--- begin Dataset rows ---
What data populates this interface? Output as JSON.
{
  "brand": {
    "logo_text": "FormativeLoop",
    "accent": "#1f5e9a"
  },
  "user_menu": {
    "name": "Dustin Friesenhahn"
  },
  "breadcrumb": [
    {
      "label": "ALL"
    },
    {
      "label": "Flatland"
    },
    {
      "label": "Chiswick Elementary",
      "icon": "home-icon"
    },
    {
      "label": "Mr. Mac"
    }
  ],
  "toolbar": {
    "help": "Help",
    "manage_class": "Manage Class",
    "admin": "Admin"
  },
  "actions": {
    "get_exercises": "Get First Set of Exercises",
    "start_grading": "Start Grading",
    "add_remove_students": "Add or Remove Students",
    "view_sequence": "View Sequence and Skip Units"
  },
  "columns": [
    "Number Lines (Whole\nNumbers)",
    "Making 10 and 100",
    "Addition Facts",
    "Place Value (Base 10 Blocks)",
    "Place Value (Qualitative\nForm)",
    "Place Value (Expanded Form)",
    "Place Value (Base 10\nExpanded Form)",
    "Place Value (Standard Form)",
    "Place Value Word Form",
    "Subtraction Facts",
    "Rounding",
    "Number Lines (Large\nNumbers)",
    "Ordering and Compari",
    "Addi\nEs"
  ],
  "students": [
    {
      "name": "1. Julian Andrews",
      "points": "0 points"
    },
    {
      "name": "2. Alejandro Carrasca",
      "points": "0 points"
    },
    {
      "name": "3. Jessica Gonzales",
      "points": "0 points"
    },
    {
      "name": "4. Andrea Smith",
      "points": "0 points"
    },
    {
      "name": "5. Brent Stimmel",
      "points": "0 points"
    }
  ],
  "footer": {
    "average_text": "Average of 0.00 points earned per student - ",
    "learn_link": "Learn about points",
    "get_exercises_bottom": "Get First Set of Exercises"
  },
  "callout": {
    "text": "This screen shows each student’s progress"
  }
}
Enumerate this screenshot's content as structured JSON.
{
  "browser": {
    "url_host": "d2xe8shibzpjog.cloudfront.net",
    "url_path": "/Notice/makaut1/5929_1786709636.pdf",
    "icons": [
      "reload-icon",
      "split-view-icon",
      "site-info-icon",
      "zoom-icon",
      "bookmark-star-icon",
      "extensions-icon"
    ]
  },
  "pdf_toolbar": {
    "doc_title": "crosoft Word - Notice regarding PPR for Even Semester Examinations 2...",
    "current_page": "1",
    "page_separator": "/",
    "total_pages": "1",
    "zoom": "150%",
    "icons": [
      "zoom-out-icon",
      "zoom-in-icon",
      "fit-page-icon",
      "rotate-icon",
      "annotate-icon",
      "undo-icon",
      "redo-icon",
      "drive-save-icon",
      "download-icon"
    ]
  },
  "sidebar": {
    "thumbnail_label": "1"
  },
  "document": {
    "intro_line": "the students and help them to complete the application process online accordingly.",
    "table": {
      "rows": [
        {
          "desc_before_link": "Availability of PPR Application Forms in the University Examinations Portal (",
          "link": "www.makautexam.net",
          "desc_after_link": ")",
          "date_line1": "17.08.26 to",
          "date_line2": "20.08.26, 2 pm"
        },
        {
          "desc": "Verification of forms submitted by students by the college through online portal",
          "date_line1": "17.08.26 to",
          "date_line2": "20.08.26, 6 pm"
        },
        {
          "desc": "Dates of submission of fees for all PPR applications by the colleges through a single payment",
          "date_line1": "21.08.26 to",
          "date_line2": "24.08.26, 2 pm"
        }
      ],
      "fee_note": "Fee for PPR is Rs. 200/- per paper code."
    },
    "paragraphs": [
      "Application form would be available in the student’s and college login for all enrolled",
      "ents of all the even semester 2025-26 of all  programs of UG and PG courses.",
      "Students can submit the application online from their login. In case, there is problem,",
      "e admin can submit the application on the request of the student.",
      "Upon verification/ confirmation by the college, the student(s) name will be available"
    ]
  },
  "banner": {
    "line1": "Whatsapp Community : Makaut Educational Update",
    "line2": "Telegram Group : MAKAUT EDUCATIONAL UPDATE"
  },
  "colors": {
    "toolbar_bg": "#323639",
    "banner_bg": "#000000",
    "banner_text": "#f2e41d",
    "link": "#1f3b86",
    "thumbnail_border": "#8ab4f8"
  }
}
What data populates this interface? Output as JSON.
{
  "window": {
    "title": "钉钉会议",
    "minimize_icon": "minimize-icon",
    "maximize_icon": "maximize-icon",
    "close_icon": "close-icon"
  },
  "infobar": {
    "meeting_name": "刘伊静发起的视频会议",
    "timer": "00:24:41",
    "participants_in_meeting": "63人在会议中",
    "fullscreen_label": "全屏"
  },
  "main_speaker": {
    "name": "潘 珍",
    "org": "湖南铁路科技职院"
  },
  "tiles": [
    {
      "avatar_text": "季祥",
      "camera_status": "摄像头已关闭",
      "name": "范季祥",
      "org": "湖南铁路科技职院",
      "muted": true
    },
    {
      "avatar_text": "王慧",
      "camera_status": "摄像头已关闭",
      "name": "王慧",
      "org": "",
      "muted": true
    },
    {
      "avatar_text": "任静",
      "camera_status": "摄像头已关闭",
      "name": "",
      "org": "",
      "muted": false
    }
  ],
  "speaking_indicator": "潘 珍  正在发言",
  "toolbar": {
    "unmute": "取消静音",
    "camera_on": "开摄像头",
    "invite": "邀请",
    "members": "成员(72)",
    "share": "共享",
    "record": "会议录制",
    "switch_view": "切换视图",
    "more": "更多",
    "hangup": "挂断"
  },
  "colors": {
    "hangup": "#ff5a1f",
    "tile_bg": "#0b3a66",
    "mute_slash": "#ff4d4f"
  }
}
--- end Dataset rows ---
The records above should all be quoted exactly, please.

What data populates this interface? Output as JSON.
{
  "brand": {
    "logo_text": "FormativeLoop",
    "accent": "#1f5e9a"
  },
  "user_menu": {
    "name": "Dustin Friesenhahn"
  },
  "breadcrumb": [
    {
      "label": "ALL"
    },
    {
      "label": "Flatland"
    },
    {
      "label": "Chiswick Elementary",
      "icon": "home-icon"
    },
    {
      "label": "Mr. Mac"
    }
  ],
  "toolbar": {
    "help": "Help",
    "manage_class": "Manage Class",
    "admin": "Admin"
  },
  "actions": {
    "get_exercises": "Get First Set of Exercises",
    "start_grading": "Start Grading",
    "add_remove_students": "Add or Remove Students",
    "view_sequence": "View Sequence and Skip Units"
  },
  "columns": [
    "Number Lines (Whole\nNumbers)",
    "Making 10 and 100",
    "Addition Facts",
    "Place Value (Base 10 Blocks)",
    "Place Value (Qualitative\nForm)",
    "Place Value (Expanded Form)",
    "Place Value (Base 10\nExpanded Form)",
    "Place Value (Standard Form)",
    "Place Value Word Form",
    "Subtraction Facts",
    "Rounding",
    "Number Lines (Large\nNumbers)",
    "Ordering and Compari",
    "Addi\nEs"
  ],
  "students": [
    {
      "name": "1. Julian Andrews",
      "points": "0 points"
    },
    {
      "name": "2. Alejandro Carrasca",
      "points": "0 points"
    },
    {
      "name": "3. Jessica Gonzales",
      "points": "0 points"
    },
    {
      "name": "4. Andrea Smith",
      "points": "0 points"
    },
    {
      "name": "5. Brent Stimmel",
      "points": "0 points"
    }
  ],
  "footer": {
    "average_text": "Average of 0.00 points earned per student - ",
    "learn_link": "Learn about points",
    "get_exercises_bottom": "Get First Set of Exercises"
  },
  "callout": {
    "text": "This screen shows each student’s progress"
  }
}
Enumerate this screenshot's content as structured JSON.
{
  "browser": {
    "url_host": "d2xe8shibzpjog.cloudfront.net",
    "url_path": "/Notice/makaut1/5929_1786709636.pdf",
    "icons": [
      "reload-icon",
      "split-view-icon",
      "site-info-icon",
      "zoom-icon",
      "bookmark-star-icon",
      "extensions-icon"
    ]
  },
  "pdf_toolbar": {
    "doc_title": "crosoft Word - Notice regarding PPR for Even Semester Examinations 2...",
    "current_page": "1",
    "page_separator": "/",
    "total_pages": "1",
    "zoom": "150%",
    "icons": [
      "zoom-out-icon",
      "zoom-in-icon",
      "fit-page-icon",
      "rotate-icon",
      "annotate-icon",
      "undo-icon",
      "redo-icon",
      "drive-save-icon",
      "download-icon"
    ]
  },
  "sidebar": {
    "thumbnail_label": "1"
  },
  "document": {
    "intro_line": "the students and help them to complete the application process online accordingly.",
    "table": {
      "rows": [
        {
          "desc_before_link": "Availability of PPR Application Forms in the University Examinations Portal (",
          "link": "www.makautexam.net",
          "desc_after_link": ")",
          "date_line1": "17.08.26 to",
          "date_line2": "20.08.26, 2 pm"
        },
        {
          "desc": "Verification of forms submitted by students by the college through online portal",
          "date_line1": "17.08.26 to",
          "date_line2": "20.08.26, 6 pm"
        },
        {
          "desc": "Dates of submission of fees for all PPR applications by the colleges through a single payment",
          "date_line1": "21.08.26 to",
          "date_line2": "24.08.26, 2 pm"
        }
      ],
      "fee_note": "Fee for PPR is Rs. 200/- per paper code."
    },
    "paragraphs": [
      "Application form would be available in the student’s and college login for all enrolled",
      "ents of all the even semester 2025-26 of all  programs of UG and PG courses.",
      "Students can submit the application online from their login. In case, there is problem,",
      "e admin can submit the application on the request of the student.",
      "Upon verification/ confirmation by the college, the student(s) name will be available"
    ]
  },
  "banner": {
    "line1": "Whatsapp Community : Makaut Educational Update",
    "line2": "Telegram Group : MAKAUT EDUCATIONAL UPDATE"
  },
  "colors": {
    "toolbar_bg": "#323639",
    "banner_bg": "#000000",
    "banner_text": "#f2e41d",
    "link": "#1f3b86",
    "thumbnail_border": "#8ab4f8"
  }
}
What data populates this interface? Output as JSON.
{
  "window": {
    "title": "钉钉会议",
    "minimize_icon": "minimize-icon",
    "maximize_icon": "maximize-icon",
    "close_icon": "close-icon"
  },
  "infobar": {
    "meeting_name": "刘伊静发起的视频会议",
    "timer": "00:24:41",
    "participants_in_meeting": "63人在会议中",
    "fullscreen_label": "全屏"
  },
  "main_speaker": {
    "name": "潘 珍",
    "org": "湖南铁路科技职院"
  },
  "tiles": [
    {
      "avatar_text": "季祥",
      "camera_status": "摄像头已关闭",
      "name": "范季祥",
      "org": "湖南铁路科技职院",
      "muted": true
    },
    {
      "avatar_text": "王慧",
      "camera_status": "摄像头已关闭",
      "name": "王慧",
      "org": "",
      "muted": true
    },
    {
      "avatar_text": "任静",
      "camera_status": "摄像头已关闭",
      "name": "",
      "org": "",
      "muted": false
    }
  ],
  "speaking_indicator": "潘 珍  正在发言",
  "toolbar": {
    "unmute": "取消静音",
    "camera_on": "开摄像头",
    "invite": "邀请",
    "members": "成员(72)",
    "share": "共享",
    "record": "会议录制",
    "switch_view": "切换视图",
    "more": "更多",
    "hangup": "挂断"
  },
  "colors": {
    "hangup": "#ff5a1f",
    "tile_bg": "#0b3a66",
    "mute_slash": "#ff4d4f"
  }
}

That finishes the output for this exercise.